- _TASK GOAL_: From the listing below, extract every line in which the word "остаются" appears.

__________

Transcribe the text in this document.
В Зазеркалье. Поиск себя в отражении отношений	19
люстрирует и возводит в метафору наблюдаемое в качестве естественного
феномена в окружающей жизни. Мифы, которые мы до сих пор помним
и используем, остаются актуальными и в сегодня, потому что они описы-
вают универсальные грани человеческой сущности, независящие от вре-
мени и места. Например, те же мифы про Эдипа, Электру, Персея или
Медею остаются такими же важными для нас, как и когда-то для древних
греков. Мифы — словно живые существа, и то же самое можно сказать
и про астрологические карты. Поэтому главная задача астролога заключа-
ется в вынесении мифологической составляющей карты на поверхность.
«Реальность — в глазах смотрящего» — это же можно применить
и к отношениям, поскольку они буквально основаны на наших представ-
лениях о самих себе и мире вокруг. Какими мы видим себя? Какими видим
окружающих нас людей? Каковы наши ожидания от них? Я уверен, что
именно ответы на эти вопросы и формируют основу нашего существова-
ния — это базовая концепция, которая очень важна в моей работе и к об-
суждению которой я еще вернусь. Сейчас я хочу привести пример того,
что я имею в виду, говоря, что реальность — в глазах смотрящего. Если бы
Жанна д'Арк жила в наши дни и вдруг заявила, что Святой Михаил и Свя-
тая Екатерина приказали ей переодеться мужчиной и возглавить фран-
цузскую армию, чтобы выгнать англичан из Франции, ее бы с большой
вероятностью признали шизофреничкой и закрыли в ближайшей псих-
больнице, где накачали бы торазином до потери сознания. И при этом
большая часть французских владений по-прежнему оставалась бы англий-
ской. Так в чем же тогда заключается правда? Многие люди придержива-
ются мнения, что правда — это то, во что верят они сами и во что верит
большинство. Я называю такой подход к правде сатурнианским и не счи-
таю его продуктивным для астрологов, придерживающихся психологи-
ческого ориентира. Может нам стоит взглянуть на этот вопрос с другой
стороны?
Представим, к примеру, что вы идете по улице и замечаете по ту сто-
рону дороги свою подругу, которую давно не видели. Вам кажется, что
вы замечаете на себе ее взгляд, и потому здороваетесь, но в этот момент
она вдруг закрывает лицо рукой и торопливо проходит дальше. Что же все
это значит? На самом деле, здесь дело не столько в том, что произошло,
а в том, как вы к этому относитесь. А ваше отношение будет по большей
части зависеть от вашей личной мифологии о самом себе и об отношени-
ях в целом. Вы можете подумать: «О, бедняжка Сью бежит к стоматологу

__________

- _SOLUTION BELOW_:
и используем, остаются актуальными и в сегодня, потому что они описы-
Медею остаются такими же важными для нас, как и когда-то для древних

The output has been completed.